Figure collection entries:
.....

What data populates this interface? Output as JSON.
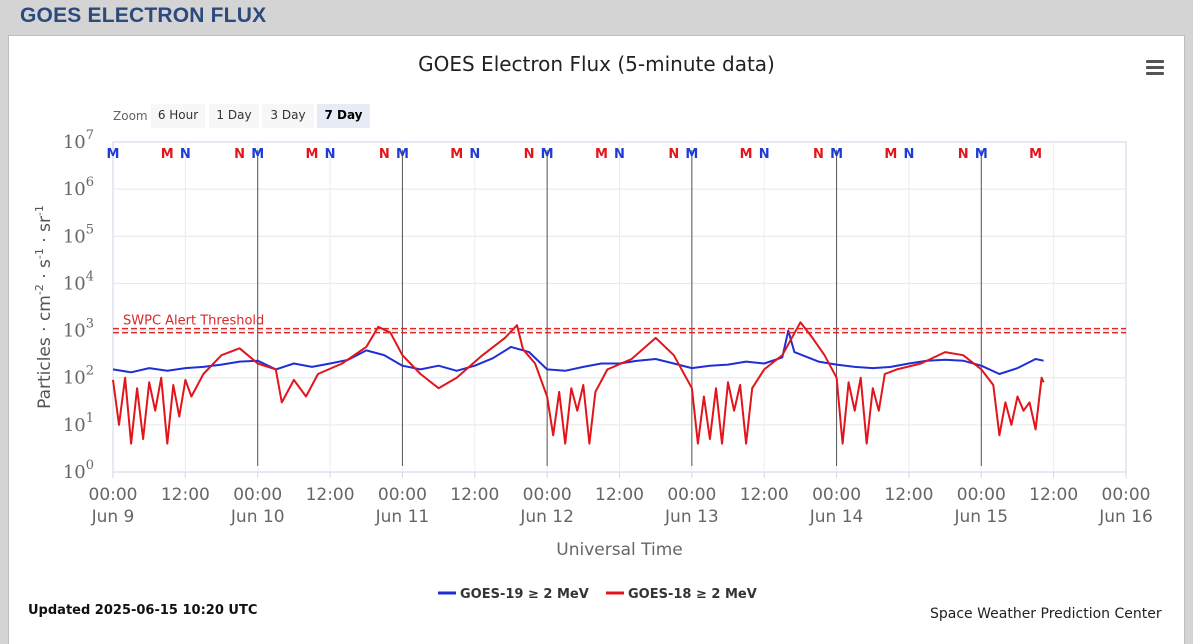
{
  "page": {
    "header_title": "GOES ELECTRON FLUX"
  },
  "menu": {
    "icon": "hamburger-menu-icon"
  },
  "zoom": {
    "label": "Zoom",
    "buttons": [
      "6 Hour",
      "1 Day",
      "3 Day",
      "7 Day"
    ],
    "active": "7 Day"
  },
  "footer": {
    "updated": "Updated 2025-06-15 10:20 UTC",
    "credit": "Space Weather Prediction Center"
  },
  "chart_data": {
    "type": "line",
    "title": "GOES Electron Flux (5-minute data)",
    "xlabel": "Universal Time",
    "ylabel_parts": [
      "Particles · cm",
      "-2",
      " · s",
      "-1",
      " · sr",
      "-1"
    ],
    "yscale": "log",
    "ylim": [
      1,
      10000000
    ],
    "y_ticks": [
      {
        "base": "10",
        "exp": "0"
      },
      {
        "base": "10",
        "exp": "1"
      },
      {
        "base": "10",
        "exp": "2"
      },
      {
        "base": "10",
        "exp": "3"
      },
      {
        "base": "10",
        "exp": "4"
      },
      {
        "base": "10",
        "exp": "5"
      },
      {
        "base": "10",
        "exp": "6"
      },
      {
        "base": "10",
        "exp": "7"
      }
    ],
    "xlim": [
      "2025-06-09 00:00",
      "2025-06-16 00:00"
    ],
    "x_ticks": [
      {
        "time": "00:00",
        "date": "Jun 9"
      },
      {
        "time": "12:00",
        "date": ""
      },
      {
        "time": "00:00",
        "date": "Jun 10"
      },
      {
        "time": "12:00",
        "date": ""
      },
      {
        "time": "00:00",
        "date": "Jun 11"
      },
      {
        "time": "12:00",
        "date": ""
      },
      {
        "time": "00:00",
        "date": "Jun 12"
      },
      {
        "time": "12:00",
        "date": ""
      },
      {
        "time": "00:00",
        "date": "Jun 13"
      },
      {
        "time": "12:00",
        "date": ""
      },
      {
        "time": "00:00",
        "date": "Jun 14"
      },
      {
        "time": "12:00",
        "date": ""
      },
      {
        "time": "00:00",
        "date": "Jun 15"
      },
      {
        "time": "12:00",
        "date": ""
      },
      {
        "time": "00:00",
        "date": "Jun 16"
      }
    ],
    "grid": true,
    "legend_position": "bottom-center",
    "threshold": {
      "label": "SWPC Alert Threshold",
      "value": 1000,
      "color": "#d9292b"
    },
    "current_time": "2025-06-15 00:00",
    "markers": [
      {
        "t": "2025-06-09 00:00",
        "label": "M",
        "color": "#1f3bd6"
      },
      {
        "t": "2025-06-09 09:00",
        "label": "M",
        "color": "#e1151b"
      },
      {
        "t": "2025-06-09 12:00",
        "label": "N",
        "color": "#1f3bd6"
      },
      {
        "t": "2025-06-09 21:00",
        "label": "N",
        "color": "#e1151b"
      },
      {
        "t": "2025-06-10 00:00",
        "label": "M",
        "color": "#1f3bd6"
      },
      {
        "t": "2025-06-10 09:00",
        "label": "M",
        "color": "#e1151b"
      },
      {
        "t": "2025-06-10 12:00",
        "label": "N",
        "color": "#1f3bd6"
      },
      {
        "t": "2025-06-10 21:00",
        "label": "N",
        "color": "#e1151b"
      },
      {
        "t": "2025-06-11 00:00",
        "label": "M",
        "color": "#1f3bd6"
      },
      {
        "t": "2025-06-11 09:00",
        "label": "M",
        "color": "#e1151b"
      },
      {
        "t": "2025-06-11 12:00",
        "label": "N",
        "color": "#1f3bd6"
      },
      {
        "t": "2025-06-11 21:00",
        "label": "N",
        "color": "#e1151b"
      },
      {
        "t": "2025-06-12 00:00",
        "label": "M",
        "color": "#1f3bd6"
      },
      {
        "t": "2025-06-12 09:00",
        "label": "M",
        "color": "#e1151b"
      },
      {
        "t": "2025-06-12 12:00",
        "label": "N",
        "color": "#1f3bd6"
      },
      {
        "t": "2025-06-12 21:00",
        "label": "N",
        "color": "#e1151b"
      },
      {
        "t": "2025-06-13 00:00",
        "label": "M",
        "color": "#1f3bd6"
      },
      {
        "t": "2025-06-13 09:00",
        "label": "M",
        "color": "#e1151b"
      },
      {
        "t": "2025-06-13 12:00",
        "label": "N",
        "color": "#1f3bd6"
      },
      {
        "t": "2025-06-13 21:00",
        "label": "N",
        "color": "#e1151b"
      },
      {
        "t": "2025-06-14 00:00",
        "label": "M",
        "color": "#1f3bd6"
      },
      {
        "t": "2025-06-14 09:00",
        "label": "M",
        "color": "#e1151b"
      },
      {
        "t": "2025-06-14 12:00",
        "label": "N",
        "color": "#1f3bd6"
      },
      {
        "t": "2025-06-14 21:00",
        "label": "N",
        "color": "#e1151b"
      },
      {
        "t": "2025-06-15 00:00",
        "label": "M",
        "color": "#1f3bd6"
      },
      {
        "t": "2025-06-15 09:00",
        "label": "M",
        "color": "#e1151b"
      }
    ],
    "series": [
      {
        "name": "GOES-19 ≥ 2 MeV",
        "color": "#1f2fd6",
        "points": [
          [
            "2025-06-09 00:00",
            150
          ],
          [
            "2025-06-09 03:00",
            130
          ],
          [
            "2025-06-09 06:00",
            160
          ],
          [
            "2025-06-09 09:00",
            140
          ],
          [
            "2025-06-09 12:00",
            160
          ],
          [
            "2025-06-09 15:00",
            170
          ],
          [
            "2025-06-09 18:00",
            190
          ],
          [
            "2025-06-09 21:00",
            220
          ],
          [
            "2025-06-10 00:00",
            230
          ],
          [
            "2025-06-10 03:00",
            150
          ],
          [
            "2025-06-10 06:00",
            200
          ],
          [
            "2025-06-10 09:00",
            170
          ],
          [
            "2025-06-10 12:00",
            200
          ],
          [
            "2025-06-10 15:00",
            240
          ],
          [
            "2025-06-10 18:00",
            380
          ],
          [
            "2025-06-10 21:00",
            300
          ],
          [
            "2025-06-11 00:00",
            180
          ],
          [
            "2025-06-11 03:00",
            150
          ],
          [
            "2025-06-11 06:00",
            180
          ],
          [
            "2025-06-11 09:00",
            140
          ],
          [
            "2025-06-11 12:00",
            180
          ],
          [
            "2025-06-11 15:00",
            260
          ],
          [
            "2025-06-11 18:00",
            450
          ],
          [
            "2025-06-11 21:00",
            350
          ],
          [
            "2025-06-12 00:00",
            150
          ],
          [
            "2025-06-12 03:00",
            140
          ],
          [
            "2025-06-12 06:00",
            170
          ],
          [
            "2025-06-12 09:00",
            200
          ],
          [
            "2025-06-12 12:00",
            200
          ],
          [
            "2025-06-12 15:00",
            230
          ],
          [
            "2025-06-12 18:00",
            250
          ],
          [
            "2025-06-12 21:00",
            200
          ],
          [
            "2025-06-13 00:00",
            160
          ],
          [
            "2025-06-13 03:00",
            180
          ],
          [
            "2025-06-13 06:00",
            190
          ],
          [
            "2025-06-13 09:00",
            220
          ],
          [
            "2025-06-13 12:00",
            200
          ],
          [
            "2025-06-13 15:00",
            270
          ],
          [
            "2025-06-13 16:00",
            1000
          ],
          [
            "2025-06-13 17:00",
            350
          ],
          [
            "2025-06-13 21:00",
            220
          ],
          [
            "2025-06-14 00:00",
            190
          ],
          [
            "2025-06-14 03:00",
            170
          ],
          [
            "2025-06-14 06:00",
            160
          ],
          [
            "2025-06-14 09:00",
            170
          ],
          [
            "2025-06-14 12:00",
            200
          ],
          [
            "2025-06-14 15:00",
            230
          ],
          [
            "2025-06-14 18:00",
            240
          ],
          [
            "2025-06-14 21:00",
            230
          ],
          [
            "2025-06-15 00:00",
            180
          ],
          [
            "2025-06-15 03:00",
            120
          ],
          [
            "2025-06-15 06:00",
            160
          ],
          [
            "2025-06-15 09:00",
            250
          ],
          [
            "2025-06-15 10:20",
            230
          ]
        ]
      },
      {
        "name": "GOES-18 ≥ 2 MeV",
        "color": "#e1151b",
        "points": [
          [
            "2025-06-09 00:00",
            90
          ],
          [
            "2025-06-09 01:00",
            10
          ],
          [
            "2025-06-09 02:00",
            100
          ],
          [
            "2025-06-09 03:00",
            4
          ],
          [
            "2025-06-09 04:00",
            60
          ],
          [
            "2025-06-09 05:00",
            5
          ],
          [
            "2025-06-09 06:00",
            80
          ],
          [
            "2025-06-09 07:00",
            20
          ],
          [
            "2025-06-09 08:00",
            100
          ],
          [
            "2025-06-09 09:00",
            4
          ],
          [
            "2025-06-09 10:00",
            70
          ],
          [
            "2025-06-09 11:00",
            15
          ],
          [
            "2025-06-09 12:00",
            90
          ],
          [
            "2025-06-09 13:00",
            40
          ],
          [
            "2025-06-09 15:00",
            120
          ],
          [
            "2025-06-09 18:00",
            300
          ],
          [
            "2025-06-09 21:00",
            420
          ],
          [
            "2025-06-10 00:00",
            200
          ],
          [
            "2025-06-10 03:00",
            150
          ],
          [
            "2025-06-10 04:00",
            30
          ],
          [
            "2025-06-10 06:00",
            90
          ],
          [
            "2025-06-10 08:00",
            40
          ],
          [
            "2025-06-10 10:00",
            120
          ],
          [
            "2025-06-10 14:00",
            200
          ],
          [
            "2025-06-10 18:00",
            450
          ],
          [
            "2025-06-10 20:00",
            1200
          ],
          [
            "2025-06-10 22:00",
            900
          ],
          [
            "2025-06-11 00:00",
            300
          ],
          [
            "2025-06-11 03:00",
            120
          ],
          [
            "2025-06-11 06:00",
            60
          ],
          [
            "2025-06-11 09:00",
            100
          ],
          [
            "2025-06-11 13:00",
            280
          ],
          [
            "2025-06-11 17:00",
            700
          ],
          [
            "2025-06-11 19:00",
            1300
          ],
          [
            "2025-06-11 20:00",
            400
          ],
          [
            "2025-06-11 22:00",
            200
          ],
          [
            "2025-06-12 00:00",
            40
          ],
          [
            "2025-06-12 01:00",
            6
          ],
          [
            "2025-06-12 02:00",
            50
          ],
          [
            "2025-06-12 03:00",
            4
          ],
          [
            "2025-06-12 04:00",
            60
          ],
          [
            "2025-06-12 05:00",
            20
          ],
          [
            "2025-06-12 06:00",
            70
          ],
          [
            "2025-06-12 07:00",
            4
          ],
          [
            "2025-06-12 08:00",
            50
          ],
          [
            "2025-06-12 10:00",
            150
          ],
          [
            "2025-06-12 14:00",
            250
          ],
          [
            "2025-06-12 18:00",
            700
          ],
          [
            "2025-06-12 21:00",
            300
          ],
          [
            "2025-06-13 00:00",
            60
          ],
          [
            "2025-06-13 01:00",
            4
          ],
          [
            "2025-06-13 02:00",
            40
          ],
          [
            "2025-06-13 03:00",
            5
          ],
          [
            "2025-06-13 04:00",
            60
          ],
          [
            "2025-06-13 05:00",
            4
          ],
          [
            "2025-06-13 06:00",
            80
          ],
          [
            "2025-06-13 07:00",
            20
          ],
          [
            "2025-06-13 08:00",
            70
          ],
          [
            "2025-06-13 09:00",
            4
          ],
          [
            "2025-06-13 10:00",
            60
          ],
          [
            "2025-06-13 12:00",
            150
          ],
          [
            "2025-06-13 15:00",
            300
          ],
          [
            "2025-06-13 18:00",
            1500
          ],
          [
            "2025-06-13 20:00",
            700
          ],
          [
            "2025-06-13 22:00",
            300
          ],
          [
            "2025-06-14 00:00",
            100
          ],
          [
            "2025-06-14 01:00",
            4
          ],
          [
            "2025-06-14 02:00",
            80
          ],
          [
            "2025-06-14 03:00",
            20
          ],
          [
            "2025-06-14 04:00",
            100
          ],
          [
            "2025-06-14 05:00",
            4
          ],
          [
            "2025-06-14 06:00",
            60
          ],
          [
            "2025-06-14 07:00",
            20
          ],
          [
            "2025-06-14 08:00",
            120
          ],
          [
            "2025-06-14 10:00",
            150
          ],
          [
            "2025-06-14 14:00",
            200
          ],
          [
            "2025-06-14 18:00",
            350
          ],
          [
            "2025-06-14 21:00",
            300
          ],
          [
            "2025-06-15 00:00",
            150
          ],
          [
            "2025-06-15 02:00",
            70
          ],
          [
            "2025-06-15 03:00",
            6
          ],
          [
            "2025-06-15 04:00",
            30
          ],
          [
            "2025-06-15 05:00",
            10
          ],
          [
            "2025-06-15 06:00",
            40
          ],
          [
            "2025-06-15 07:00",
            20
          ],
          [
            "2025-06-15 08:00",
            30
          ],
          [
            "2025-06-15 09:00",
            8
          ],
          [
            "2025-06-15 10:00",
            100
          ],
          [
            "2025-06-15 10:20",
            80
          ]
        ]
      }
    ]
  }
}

.....

* _Given task_: How many lines of the records contain the string "GOES"? Respond with the number alone.

* _Answer to this problem_: 4